**Work required**: From the listing, collect all lines containing the word "right".
▬▬▬▬▬▬▬▬▬▬
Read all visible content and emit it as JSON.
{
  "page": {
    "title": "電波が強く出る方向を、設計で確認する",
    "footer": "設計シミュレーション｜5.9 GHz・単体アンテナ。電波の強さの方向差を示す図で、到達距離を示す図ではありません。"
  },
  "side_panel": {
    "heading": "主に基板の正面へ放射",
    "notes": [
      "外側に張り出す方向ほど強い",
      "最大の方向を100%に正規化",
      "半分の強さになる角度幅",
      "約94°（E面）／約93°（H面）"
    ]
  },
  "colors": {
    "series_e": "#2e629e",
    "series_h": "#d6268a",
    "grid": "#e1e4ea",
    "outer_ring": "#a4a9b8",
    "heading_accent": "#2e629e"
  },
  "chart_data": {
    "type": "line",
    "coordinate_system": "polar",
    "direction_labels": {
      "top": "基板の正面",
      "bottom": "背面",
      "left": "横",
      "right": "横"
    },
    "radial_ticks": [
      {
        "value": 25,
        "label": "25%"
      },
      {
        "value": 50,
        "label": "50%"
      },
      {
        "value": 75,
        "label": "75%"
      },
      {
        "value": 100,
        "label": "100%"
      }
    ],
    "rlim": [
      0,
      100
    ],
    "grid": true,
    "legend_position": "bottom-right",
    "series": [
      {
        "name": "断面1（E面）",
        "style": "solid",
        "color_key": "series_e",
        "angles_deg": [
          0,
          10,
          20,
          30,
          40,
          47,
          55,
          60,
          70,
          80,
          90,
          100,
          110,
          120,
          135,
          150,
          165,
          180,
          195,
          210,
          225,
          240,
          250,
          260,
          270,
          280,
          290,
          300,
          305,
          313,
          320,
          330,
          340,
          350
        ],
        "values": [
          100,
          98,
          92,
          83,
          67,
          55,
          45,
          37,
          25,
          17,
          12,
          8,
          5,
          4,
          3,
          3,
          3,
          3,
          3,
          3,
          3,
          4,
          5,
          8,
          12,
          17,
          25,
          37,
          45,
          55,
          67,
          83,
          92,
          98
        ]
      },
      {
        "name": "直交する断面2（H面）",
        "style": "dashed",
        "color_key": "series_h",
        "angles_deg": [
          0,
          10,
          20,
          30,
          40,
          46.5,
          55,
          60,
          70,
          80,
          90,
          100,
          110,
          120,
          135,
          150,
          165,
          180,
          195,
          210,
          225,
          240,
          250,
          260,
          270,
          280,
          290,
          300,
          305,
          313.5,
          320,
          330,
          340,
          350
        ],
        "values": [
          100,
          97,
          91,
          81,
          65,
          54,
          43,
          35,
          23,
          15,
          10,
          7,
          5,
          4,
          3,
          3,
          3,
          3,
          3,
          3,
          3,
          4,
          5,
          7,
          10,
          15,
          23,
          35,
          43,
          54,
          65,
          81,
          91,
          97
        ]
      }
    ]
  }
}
▬▬▬▬▬▬▬▬▬▬
**Complete answer**:
      "right": "横"
    "legend_position": "bottom-right",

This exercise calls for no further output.